## What to work on
1. In the message about Texshop, after upgrading TeTex to which version did the refusal to recognize pdftex first occur?
2. Reproduce the portion of the Texshop message starting with "I have the same" and going on through "computer modern only.".

## Source extract
———

I have the same problem as C. Dube with Texshop (but I work around by 
asking to process in TEX and Ghostscript in stead of in  pdftex). This 
refusal to recognise pdftex occurred indeed first after upgrading TeTex 
to the version of 22/02 (during the installation some other things went 
wrong especially with fonts) I did not solve any of the font problems 
yet--> computer modern only.
It is interesting to know that in iTexMac the problem does not occur 
when altpdflatex is chosen but there it occurs also when pdflatex is 
chosen, therefore I assume that somewhere in the distribution both 
formats (pdftex and pdflatex) got mixed up.
Gerben Wierda heeft op dinsdag 12 maart 2002 om 09:32 het volgende 
geschreven:

> The first thing you can do is not complain to the llist while I am 
> still trying to help you off line and spend time trying to remotely 
> find out how your system got screwed up (I get roughly one such a 
> problem each month, so far it has always been something that has 
> nothing to do with the TeX installer, like people editing stuff in 
> Netinfo or installing other software or the like. I go to some lengths 
> helping these people, mainly to be sure that it is not the installer 
> that is at fault. If the installer is at fault, I immediately release a 
> fix).
>
> Having said that, I am beginning to supsect that your .fmt and .efmt 
> files have ended up elsewhere for some reason or there is a 
> combvination of that with permissions. If you want further help from 
> me, contact me off list.

———

## Given entries
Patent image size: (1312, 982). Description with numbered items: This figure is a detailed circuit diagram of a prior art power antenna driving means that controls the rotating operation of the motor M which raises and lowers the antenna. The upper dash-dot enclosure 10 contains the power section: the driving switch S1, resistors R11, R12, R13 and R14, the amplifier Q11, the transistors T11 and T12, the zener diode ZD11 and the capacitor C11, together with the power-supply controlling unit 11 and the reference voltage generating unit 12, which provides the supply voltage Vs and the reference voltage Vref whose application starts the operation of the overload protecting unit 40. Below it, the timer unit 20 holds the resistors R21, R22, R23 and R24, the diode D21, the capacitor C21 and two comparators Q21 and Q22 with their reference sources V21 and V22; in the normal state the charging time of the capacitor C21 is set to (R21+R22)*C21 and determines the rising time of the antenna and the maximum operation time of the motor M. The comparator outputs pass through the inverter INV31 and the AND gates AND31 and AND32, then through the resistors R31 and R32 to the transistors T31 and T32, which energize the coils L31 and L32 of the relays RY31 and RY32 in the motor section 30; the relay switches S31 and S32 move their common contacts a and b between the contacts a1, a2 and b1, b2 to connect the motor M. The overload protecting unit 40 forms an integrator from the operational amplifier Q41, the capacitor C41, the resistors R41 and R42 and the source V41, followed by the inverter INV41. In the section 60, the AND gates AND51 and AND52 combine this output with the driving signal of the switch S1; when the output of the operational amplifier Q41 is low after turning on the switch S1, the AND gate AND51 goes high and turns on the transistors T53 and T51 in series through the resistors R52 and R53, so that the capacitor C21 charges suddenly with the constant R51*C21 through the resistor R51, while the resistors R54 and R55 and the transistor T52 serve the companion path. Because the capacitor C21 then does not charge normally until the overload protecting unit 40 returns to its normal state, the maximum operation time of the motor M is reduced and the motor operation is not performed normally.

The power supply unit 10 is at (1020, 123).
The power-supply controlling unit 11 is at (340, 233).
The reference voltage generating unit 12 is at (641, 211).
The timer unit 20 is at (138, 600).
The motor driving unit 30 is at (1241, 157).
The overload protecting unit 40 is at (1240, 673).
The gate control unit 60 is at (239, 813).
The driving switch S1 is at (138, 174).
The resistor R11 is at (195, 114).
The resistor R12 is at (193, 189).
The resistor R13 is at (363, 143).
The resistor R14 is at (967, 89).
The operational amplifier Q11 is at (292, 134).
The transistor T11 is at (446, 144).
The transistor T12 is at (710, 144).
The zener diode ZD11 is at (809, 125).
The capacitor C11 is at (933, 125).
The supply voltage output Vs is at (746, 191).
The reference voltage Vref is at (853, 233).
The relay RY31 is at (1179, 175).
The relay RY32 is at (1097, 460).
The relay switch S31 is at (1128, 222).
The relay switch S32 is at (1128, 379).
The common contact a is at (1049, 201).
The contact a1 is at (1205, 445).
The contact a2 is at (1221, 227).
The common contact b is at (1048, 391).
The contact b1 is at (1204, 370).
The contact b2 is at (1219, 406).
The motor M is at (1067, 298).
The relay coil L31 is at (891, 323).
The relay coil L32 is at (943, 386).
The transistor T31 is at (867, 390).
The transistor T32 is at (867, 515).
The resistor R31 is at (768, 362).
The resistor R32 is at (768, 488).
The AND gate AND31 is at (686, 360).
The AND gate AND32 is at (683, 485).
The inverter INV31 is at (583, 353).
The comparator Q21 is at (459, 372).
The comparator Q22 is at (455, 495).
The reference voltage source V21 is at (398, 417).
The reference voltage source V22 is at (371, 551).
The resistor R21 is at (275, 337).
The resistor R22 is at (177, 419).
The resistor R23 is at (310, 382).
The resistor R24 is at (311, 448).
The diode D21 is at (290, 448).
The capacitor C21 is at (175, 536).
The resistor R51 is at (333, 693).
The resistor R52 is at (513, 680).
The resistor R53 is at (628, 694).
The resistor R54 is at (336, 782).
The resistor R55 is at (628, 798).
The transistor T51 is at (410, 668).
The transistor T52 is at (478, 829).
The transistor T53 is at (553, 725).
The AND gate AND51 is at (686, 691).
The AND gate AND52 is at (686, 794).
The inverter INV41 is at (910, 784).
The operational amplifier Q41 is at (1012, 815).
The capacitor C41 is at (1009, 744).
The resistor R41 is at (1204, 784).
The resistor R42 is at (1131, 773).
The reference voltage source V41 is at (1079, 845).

———

## Answers given
1. The version of 22/02.

2.
I have the same problem as C. Dube with Texshop (but I work around by 
asking to process in TEX and Ghostscript in stead of in  pdftex). This 
refusal to recognise pdftex occurred indeed first after upgrading TeTex 
to the version of 22/02 (during the installation some other things went 
wrong especially with fonts) I did not solve any of the font problems 
yet--> computer modern only.